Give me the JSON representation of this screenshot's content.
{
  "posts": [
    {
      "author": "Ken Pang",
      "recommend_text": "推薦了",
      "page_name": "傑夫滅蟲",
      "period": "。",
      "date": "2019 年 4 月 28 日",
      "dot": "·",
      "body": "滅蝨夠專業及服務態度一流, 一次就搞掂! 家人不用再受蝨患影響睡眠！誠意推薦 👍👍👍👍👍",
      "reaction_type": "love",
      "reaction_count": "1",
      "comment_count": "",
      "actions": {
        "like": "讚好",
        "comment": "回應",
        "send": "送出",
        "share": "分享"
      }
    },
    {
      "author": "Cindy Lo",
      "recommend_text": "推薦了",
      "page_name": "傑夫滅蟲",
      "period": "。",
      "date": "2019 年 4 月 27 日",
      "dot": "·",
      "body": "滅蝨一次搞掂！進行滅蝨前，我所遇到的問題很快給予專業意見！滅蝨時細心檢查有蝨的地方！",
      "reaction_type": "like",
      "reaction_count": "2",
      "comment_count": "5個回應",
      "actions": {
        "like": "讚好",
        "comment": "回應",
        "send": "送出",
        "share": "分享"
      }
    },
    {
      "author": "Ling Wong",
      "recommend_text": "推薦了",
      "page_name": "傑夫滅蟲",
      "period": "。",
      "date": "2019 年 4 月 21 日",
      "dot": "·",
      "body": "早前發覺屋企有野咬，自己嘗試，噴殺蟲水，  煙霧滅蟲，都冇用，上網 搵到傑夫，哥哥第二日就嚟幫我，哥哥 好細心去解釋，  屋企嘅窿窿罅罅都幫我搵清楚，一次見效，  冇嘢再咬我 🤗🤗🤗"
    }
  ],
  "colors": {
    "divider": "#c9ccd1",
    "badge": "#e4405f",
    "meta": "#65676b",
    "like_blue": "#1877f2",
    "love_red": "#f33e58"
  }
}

* * * *

_Work required_. Output every line above without altering anything.

_Correct answer_.
Give me the JSON representation of this screenshot's content.
{
  "posts": [
    {
      "author": "Ken Pang",
      "recommend_text": "推薦了",
      "page_name": "傑夫滅蟲",
      "period": "。",
      "date": "2019 年 4 月 28 日",
      "dot": "·",
      "body": "滅蝨夠專業及服務態度一流, 一次就搞掂! 家人不用再受蝨患影響睡眠！誠意推薦 👍👍👍👍👍",
      "reaction_type": "love",
      "reaction_count": "1",
      "comment_count": "",
      "actions": {
        "like": "讚好",
        "comment": "回應",
        "send": "送出",
        "share": "分享"
      }
    },
    {
      "author": "Cindy Lo",
      "recommend_text": "推薦了",
      "page_name": "傑夫滅蟲",
      "period": "。",
      "date": "2019 年 4 月 27 日",
      "dot": "·",
      "body": "滅蝨一次搞掂！進行滅蝨前，我所遇到的問題很快給予專業意見！滅蝨時細心檢查有蝨的地方！",
      "reaction_type": "like",
      "reaction_count": "2",
      "comment_count": "5個回應",
      "actions": {
        "like": "讚好",
        "comment": "回應",
        "send": "送出",
        "share": "分享"
      }
    },
    {
      "author": "Ling Wong",
      "recommend_text": "推薦了",
      "page_name": "傑夫滅蟲",
      "period": "。",
      "date": "2019 年 4 月 21 日",
      "dot": "·",
      "body": "早前發覺屋企有野咬，自己嘗試，噴殺蟲水，  煙霧滅蟲，都冇用，上網 搵到傑夫，哥哥第二日就嚟幫我，哥哥 好細心去解釋，  屋企嘅窿窿罅罅都幫我搵清楚，一次見效，  冇嘢再咬我 🤗🤗🤗"
    }
  ],
  "colors": {
    "divider": "#c9ccd1",
    "badge": "#e4405f",
    "meta": "#65676b",
    "like_blue": "#1877f2",
    "love_red": "#f33e58"
  }
}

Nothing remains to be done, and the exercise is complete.